## Challenge:
How many lines of the records below contain the word "name"? Answer with the number alone.

-- Begin The records --

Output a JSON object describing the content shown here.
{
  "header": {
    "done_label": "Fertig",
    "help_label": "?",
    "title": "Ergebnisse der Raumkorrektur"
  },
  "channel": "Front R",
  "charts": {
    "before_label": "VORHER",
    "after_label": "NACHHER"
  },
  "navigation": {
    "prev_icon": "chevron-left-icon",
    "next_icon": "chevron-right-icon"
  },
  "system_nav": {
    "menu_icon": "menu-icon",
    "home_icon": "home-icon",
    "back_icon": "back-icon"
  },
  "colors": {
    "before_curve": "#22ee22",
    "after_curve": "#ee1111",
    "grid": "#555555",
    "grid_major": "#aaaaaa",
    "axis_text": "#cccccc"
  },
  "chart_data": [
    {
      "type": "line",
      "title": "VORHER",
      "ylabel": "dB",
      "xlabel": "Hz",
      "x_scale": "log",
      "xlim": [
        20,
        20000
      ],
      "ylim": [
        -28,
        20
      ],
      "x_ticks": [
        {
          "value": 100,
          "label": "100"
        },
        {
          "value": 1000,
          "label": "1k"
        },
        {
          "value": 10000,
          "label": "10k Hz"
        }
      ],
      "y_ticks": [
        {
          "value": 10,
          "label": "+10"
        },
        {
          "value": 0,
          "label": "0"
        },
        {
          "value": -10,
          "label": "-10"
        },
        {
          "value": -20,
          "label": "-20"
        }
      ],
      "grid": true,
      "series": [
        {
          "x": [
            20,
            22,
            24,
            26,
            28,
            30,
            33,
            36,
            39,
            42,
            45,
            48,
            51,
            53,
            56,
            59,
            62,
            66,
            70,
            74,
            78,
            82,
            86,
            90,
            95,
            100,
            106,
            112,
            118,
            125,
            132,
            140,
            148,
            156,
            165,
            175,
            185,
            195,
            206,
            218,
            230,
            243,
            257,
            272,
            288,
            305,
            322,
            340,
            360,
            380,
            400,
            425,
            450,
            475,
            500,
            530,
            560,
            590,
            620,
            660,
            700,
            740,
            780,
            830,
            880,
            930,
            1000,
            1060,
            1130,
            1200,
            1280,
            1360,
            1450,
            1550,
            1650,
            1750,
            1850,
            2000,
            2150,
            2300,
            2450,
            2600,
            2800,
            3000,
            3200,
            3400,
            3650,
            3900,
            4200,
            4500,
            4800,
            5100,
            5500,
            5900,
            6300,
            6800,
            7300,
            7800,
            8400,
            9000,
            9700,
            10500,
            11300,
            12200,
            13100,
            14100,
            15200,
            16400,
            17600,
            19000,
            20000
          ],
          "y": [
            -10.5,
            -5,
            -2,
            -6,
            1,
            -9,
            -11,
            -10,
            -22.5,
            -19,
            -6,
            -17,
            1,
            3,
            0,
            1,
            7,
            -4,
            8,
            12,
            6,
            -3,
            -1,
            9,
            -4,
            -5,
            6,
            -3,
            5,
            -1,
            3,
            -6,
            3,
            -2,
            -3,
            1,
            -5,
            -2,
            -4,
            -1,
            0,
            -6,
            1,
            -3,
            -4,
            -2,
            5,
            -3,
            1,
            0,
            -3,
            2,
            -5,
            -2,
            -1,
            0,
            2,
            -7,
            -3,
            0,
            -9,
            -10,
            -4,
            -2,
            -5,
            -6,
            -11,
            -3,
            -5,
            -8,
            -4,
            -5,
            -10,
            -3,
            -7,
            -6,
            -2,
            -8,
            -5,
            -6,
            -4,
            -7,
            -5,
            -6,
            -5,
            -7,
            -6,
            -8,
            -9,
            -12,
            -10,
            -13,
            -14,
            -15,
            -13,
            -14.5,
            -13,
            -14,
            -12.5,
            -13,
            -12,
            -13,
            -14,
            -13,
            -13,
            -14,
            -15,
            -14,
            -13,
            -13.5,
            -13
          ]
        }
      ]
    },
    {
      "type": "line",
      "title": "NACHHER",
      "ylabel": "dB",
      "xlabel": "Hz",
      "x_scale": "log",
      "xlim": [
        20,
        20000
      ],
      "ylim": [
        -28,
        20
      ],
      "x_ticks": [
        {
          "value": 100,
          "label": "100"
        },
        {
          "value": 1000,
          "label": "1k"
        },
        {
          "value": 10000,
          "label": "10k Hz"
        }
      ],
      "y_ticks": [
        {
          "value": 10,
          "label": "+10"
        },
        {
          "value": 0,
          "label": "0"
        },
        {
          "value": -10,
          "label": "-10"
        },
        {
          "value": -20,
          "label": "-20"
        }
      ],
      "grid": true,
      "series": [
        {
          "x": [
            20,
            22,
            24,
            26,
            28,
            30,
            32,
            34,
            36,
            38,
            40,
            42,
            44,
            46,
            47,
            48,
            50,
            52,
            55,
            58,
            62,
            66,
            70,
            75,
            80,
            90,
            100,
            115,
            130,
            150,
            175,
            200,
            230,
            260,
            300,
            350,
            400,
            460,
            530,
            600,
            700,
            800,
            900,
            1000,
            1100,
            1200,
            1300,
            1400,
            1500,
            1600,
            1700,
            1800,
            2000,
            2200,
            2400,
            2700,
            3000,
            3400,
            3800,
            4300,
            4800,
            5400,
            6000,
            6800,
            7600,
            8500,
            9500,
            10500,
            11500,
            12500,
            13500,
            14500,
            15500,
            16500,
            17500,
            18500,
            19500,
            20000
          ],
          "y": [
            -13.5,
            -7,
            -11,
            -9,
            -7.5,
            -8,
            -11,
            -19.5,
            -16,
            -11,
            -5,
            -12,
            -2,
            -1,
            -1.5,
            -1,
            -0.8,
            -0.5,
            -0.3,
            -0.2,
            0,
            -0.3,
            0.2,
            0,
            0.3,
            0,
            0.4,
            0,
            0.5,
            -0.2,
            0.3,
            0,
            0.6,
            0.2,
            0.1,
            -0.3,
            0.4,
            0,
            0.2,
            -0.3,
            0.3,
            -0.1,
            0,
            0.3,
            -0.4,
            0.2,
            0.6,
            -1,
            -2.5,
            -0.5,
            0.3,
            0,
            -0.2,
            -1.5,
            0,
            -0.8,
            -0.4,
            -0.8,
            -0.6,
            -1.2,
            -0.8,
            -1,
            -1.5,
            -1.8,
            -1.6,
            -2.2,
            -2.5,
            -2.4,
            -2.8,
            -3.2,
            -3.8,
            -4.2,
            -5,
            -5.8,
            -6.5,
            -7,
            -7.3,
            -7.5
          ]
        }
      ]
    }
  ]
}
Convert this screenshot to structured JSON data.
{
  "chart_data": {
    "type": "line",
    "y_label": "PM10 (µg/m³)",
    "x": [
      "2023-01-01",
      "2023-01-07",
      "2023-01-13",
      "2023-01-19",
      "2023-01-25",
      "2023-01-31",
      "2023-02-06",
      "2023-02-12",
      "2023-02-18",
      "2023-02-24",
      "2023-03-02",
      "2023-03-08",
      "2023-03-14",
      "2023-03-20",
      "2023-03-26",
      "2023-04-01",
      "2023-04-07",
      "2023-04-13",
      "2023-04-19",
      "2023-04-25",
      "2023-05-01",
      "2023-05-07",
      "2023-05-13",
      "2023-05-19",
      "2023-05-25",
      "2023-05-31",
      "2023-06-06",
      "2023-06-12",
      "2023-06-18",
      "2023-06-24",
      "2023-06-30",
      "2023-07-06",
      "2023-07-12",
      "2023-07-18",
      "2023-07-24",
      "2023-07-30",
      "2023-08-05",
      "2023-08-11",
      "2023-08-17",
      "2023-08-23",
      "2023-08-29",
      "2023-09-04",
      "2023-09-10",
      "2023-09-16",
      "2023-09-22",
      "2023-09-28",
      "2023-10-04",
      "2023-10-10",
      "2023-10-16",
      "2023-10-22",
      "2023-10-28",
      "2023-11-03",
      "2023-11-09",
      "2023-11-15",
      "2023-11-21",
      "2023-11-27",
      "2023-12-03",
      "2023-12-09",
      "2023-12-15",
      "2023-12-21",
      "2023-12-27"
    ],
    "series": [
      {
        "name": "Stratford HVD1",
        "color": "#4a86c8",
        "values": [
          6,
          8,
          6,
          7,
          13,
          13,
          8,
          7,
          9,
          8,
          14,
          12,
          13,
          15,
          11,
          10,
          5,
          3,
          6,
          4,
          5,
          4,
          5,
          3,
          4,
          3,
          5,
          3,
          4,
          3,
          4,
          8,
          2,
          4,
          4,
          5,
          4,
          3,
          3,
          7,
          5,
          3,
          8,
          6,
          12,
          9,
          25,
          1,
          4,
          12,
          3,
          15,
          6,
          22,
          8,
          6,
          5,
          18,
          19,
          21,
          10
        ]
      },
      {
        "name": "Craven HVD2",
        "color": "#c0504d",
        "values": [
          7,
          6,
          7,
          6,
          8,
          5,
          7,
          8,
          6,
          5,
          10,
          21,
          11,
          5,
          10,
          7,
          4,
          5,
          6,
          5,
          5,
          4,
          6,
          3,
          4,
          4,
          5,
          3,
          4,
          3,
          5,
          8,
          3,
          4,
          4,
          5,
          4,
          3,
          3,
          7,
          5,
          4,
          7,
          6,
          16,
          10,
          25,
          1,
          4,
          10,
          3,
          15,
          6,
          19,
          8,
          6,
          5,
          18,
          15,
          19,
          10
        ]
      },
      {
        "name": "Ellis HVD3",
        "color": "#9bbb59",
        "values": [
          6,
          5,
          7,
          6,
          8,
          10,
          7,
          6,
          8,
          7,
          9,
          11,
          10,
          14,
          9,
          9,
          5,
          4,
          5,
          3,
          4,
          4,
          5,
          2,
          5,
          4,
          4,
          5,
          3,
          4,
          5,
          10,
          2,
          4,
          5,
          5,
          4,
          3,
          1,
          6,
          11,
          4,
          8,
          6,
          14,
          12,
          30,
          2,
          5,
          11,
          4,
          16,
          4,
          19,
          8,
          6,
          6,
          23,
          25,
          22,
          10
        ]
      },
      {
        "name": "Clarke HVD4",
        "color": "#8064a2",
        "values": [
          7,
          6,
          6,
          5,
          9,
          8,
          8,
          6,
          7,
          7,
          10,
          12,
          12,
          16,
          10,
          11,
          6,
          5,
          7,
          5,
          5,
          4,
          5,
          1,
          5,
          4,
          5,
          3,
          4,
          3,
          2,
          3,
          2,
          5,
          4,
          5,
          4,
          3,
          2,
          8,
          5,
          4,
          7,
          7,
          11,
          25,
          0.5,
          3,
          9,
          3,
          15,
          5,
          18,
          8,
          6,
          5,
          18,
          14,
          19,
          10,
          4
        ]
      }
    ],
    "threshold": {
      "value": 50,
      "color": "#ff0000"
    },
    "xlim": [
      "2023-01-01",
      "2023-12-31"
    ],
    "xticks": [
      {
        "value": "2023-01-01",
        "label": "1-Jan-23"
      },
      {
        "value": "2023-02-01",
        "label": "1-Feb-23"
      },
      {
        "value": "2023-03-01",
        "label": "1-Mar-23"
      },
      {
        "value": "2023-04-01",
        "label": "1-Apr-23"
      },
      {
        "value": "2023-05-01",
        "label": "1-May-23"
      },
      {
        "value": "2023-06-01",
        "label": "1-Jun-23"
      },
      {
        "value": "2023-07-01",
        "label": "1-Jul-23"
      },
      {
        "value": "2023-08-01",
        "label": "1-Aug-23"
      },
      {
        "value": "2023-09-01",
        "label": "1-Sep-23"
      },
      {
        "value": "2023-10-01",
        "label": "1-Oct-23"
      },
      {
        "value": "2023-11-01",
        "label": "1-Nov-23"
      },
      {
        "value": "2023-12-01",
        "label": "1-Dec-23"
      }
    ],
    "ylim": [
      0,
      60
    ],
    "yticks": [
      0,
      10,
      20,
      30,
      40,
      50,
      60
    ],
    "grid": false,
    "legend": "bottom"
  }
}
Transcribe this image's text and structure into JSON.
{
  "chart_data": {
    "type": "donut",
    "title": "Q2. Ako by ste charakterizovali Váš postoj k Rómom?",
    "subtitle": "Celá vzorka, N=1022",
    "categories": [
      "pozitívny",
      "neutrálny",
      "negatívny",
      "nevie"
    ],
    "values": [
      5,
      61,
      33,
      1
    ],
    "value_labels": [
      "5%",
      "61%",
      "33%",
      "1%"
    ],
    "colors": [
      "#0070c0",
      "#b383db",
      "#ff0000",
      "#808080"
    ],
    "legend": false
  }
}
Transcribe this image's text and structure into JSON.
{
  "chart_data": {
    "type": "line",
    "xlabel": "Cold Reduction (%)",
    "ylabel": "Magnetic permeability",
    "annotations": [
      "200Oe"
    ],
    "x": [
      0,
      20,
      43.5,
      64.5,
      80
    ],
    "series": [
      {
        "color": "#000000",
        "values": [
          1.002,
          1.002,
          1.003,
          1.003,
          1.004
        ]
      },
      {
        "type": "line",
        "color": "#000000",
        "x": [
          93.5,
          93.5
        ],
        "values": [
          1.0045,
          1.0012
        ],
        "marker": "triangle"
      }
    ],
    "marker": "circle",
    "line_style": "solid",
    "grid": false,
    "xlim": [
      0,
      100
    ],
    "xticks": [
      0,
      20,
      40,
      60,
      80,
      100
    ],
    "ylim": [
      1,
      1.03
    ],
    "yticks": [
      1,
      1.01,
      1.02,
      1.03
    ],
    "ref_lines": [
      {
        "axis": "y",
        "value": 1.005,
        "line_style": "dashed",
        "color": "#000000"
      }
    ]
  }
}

-- End The records --

## Expected output:
4